**Instruction**
Go through the material and pull out every line with the string "this" in it.

**Rows**
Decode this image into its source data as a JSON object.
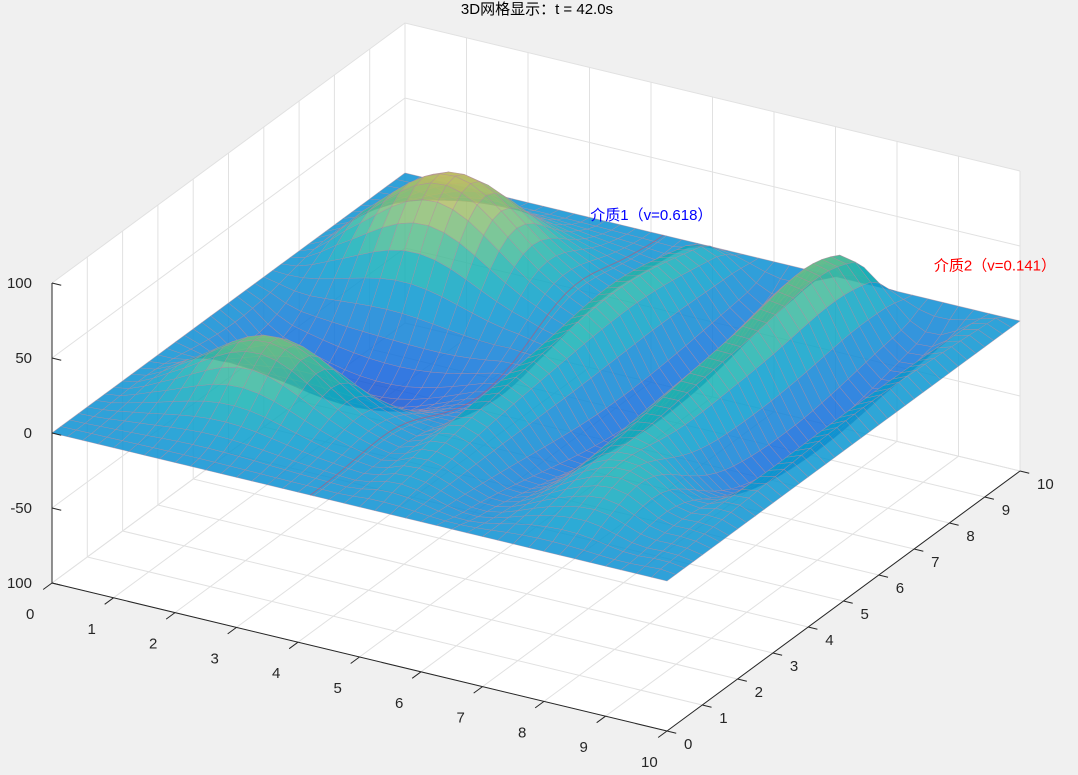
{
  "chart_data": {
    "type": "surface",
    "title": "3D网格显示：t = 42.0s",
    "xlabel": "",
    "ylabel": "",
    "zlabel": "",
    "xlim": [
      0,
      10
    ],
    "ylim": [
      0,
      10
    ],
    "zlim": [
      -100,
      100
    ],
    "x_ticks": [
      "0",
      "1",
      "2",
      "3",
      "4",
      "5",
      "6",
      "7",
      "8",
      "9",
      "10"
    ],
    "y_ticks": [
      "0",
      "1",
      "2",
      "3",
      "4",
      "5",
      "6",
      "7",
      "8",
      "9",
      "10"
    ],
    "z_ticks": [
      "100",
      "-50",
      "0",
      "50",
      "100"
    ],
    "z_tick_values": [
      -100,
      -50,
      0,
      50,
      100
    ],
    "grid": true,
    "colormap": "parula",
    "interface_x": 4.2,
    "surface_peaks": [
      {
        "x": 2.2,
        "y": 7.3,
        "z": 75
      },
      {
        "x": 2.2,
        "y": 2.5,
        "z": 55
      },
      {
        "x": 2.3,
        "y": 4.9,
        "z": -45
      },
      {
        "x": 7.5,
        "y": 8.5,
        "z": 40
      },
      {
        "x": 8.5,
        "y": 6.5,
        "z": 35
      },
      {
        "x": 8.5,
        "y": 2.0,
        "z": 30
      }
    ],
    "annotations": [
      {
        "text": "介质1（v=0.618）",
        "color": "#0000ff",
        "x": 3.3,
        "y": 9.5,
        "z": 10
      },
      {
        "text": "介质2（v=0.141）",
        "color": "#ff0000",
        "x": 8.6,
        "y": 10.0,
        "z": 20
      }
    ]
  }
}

* * *

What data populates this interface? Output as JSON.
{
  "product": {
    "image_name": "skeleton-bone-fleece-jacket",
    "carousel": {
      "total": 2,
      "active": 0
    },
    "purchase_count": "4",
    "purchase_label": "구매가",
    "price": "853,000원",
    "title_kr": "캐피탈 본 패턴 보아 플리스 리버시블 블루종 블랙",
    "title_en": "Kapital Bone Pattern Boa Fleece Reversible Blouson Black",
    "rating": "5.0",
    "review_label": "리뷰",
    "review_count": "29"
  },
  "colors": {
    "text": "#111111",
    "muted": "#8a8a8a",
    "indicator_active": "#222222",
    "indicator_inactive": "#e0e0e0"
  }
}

...

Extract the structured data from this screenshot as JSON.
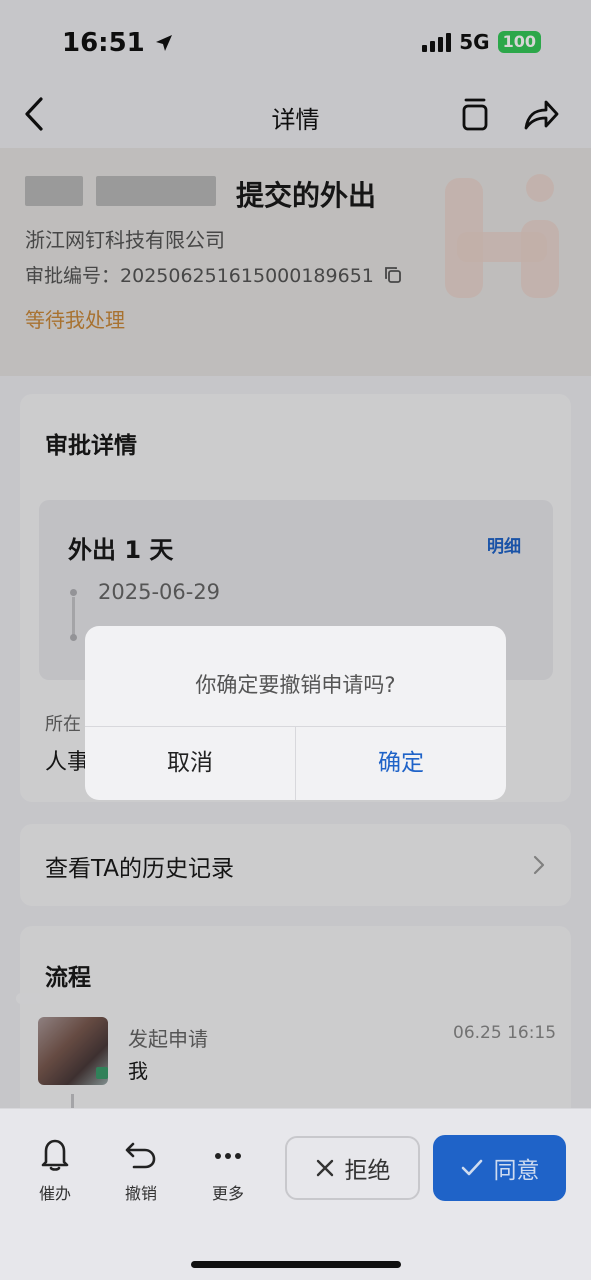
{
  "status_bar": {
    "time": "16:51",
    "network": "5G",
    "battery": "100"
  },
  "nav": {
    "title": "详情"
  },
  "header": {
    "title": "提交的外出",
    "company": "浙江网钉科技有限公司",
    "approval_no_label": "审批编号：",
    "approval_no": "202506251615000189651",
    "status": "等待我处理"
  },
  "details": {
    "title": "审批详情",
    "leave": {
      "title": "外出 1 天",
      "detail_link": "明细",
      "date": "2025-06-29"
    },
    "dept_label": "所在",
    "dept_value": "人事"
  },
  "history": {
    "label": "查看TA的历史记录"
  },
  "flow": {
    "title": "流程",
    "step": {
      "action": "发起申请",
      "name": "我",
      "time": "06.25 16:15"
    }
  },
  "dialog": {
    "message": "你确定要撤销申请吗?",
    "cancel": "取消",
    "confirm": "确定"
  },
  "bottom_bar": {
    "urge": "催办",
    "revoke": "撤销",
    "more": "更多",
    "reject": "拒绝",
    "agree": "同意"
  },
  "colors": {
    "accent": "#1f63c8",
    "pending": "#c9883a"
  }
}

**Answer**
Decode this image into its source data as a JSON object.
What data populates this interface? Output as JSON.
Extract the structured data from this screenshot as JSON.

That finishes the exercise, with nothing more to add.